(Saved data entries)
※ ※ ※
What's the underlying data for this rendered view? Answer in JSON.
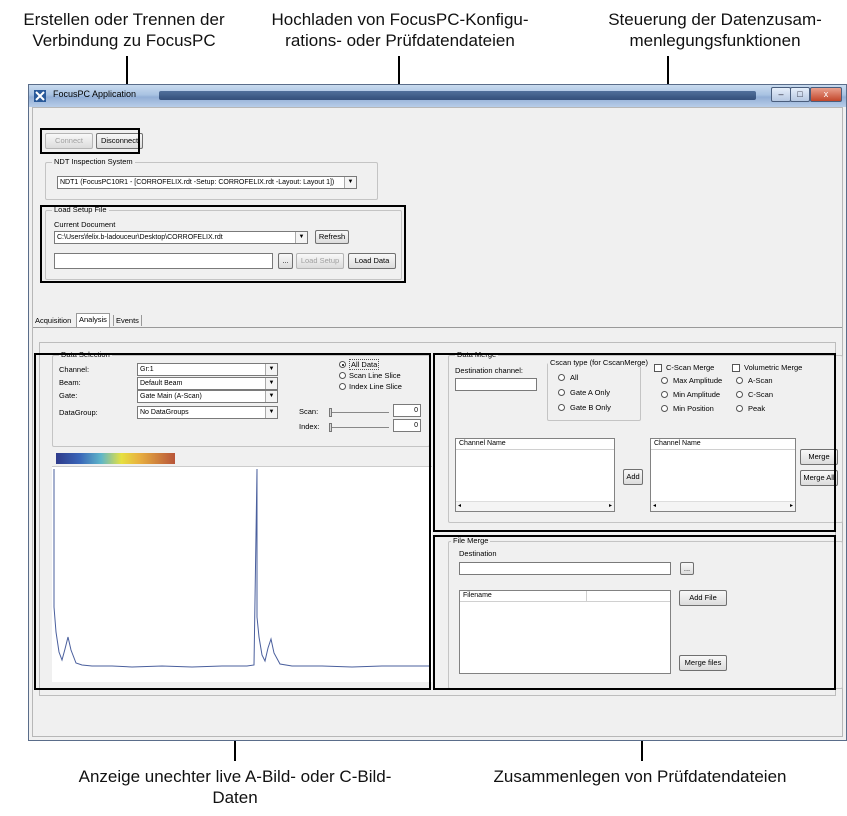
{
  "callouts": {
    "connect": "Erstellen oder Trennen der\nVerbindung zu FocusPC",
    "upload": "Hochladen von FocusPC-Konfigu-\nrations- oder Prüfdatendateien",
    "merge_control": "Steuerung der Datenzusam-\nmenlegungsfunktionen",
    "display": "Anzeige unechter live A-Bild- oder C-Bild-\nDaten",
    "file_merge": "Zusammenlegen von Prüfdatendateien"
  },
  "window": {
    "title": "FocusPC Application",
    "minimize": "–",
    "maximize": "□",
    "close": "x"
  },
  "connection": {
    "connect_label": "Connect",
    "disconnect_label": "Disconnect"
  },
  "ndt": {
    "group_label": "NDT Inspection System",
    "selected": "NDT1 (FocusPC10R1 - [CORROFELIX.rdt -Setup: CORROFELIX.rdt -Layout: Layout 1])"
  },
  "setup": {
    "group_label": "Load Setup File",
    "current_document_label": "Current Document",
    "current_document": "C:\\Users\\felix.b-ladouceur\\Desktop\\CORROFELIX.rdt",
    "refresh_label": "Refresh",
    "path_value": "",
    "browse_label": "...",
    "load_setup_label": "Load Setup",
    "load_data_label": "Load Data"
  },
  "tabs": [
    "Acquisition",
    "Analysis",
    "Events"
  ],
  "active_tab": "Analysis",
  "data_selection": {
    "group_label": "Data Selection",
    "channel_label": "Channel:",
    "channel_value": "Gr:1",
    "beam_label": "Beam:",
    "beam_value": "Default Beam",
    "gate_label": "Gate:",
    "gate_value": "Gate Main (A-Scan)",
    "datagroup_label": "DataGroup:",
    "datagroup_value": "No DataGroups",
    "radio_all": "All Data",
    "radio_scan": "Scan Line Slice",
    "radio_index": "Index Line Slice",
    "selected_radio": "All Data",
    "scan_label": "Scan:",
    "scan_value": "0",
    "index_label": "Index:",
    "index_value": "0"
  },
  "data_merge": {
    "group_label": "Data Merge",
    "destination_label": "Destination channel:",
    "destination_value": "",
    "cscan_group_label": "Cscan type (for CscanMerge)",
    "cscan_options": [
      "All",
      "Gate A Only",
      "Gate B Only"
    ],
    "cscan_merge_label": "C-Scan Merge",
    "cscan_merge_options": [
      "Max Amplitude",
      "Min Amplitude",
      "Min Position"
    ],
    "volumetric_label": "Volumetric Merge",
    "volumetric_options": [
      "A-Scan",
      "C-Scan",
      "Peak"
    ],
    "channel_name_header": "Channel Name",
    "add_label": "Add",
    "merge_label": "Merge",
    "merge_all_label": "Merge All"
  },
  "file_merge": {
    "group_label": "File Merge",
    "destination_label": "Destination",
    "destination_value": "",
    "browse_label": "...",
    "filename_header": "Filename",
    "add_file_label": "Add File",
    "merge_files_label": "Merge files"
  },
  "colors": {
    "title_bar": "#a8c2e2",
    "window_bg": "#f0f0f0",
    "callout_border": "#000000",
    "signal": "#4a5f9d"
  }
}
※ ※ ※
■ WHAT TO DO ■
All of the data above should be quoted exactly, except for the pictures.

■ FINISHED ANSWER ■
What's the underlying data for this rendered view? Answer in JSON.
{
  "callouts": {
    "connect": "Erstellen oder Trennen der\nVerbindung zu FocusPC",
    "upload": "Hochladen von FocusPC-Konfigu-\nrations- oder Prüfdatendateien",
    "merge_control": "Steuerung der Datenzusam-\nmenlegungsfunktionen",
    "display": "Anzeige unechter live A-Bild- oder C-Bild-\nDaten",
    "file_merge": "Zusammenlegen von Prüfdatendateien"
  },
  "window": {
    "title": "FocusPC Application",
    "minimize": "–",
    "maximize": "□",
    "close": "x"
  },
  "connection": {
    "connect_label": "Connect",
    "disconnect_label": "Disconnect"
  },
  "ndt": {
    "group_label": "NDT Inspection System",
    "selected": "NDT1 (FocusPC10R1 - [CORROFELIX.rdt -Setup: CORROFELIX.rdt -Layout: Layout 1])"
  },
  "setup": {
    "group_label": "Load Setup File",
    "current_document_label": "Current Document",
    "current_document": "C:\\Users\\felix.b-ladouceur\\Desktop\\CORROFELIX.rdt",
    "refresh_label": "Refresh",
    "path_value": "",
    "browse_label": "...",
    "load_setup_label": "Load Setup",
    "load_data_label": "Load Data"
  },
  "tabs": [
    "Acquisition",
    "Analysis",
    "Events"
  ],
  "active_tab": "Analysis",
  "data_selection": {
    "group_label": "Data Selection",
    "channel_label": "Channel:",
    "channel_value": "Gr:1",
    "beam_label": "Beam:",
    "beam_value": "Default Beam",
    "gate_label": "Gate:",
    "gate_value": "Gate Main (A-Scan)",
    "datagroup_label": "DataGroup:",
    "datagroup_value": "No DataGroups",
    "radio_all": "All Data",
    "radio_scan": "Scan Line Slice",
    "radio_index": "Index Line Slice",
    "selected_radio": "All Data",
    "scan_label": "Scan:",
    "scan_value": "0",
    "index_label": "Index:",
    "index_value": "0"
  },
  "data_merge": {
    "group_label": "Data Merge",
    "destination_label": "Destination channel:",
    "destination_value": "",
    "cscan_group_label": "Cscan type (for CscanMerge)",
    "cscan_options": [
      "All",
      "Gate A Only",
      "Gate B Only"
    ],
    "cscan_merge_label": "C-Scan Merge",
    "cscan_merge_options": [
      "Max Amplitude",
      "Min Amplitude",
      "Min Position"
    ],
    "volumetric_label": "Volumetric Merge",
    "volumetric_options": [
      "A-Scan",
      "C-Scan",
      "Peak"
    ],
    "channel_name_header": "Channel Name",
    "add_label": "Add",
    "merge_label": "Merge",
    "merge_all_label": "Merge All"
  },
  "file_merge": {
    "group_label": "File Merge",
    "destination_label": "Destination",
    "destination_value": "",
    "browse_label": "...",
    "filename_header": "Filename",
    "add_file_label": "Add File",
    "merge_files_label": "Merge files"
  },
  "colors": {
    "title_bar": "#a8c2e2",
    "window_bg": "#f0f0f0",
    "callout_border": "#000000",
    "signal": "#4a5f9d"
  }
}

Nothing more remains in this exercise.